WORK INSTRUCTIONS: For each line that holds "Pressure", copy the line out.

DATA SHOWN:

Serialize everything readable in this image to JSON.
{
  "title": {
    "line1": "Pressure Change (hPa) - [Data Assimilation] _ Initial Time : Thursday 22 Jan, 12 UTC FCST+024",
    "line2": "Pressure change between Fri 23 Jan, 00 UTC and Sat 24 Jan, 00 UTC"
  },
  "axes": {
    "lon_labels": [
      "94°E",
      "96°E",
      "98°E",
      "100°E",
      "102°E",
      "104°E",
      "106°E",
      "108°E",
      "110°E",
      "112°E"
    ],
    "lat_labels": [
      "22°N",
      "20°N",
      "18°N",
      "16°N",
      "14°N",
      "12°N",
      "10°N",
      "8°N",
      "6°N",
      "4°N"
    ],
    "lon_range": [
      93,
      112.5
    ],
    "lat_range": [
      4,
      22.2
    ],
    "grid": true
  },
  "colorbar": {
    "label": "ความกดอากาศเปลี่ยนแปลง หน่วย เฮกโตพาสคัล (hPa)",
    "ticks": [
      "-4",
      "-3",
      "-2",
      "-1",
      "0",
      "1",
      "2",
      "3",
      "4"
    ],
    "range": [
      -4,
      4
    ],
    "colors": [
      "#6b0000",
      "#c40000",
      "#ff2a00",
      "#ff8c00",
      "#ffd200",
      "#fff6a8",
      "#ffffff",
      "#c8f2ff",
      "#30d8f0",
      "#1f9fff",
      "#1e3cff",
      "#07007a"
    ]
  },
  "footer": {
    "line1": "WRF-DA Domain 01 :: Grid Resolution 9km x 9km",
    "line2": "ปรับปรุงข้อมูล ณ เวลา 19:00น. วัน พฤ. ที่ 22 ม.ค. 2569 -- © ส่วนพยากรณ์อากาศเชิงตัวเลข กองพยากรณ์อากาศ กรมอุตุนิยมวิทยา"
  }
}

ANSWER TO THIS EXERCISE:
    "line1": "Pressure Change (hPa) - [Data Assimilation] _ Initial Time : Thursday 22 Jan, 12 UTC FCST+024",
    "line2": "Pressure change between Fri 23 Jan, 00 UTC and Sat 24 Jan, 00 UTC"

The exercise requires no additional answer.